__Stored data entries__
__________

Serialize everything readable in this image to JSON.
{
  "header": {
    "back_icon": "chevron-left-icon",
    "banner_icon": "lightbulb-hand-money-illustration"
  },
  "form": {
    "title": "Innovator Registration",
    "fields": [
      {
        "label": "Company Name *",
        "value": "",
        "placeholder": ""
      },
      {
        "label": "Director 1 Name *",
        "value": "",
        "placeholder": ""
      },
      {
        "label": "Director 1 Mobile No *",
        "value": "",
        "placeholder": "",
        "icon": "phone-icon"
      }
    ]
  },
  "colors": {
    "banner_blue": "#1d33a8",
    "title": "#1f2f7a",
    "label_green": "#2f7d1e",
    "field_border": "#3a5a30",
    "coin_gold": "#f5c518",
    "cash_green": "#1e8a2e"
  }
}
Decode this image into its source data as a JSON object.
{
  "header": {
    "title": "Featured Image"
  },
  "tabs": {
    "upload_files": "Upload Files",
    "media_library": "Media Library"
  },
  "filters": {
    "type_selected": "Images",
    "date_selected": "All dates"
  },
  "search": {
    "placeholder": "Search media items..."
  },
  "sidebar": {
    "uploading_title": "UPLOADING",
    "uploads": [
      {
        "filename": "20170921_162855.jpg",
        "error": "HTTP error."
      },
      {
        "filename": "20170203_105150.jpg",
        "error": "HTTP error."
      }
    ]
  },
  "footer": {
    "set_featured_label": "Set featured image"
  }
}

__________

Each record above should be output again exactly.

Serialize everything readable in this image to JSON.
{
  "header": {
    "back_icon": "chevron-left-icon",
    "banner_icon": "lightbulb-hand-money-illustration"
  },
  "form": {
    "title": "Innovator Registration",
    "fields": [
      {
        "label": "Company Name *",
        "value": "",
        "placeholder": ""
      },
      {
        "label": "Director 1 Name *",
        "value": "",
        "placeholder": ""
      },
      {
        "label": "Director 1 Mobile No *",
        "value": "",
        "placeholder": "",
        "icon": "phone-icon"
      }
    ]
  },
  "colors": {
    "banner_blue": "#1d33a8",
    "title": "#1f2f7a",
    "label_green": "#2f7d1e",
    "field_border": "#3a5a30",
    "coin_gold": "#f5c518",
    "cash_green": "#1e8a2e"
  }
}
Decode this image into its source data as a JSON object.
{
  "header": {
    "title": "Featured Image"
  },
  "tabs": {
    "upload_files": "Upload Files",
    "media_library": "Media Library"
  },
  "filters": {
    "type_selected": "Images",
    "date_selected": "All dates"
  },
  "search": {
    "placeholder": "Search media items..."
  },
  "sidebar": {
    "uploading_title": "UPLOADING",
    "uploads": [
      {
        "filename": "20170921_162855.jpg",
        "error": "HTTP error."
      },
      {
        "filename": "20170203_105150.jpg",
        "error": "HTTP error."
      }
    ]
  },
  "footer": {
    "set_featured_label": "Set featured image"
  }
}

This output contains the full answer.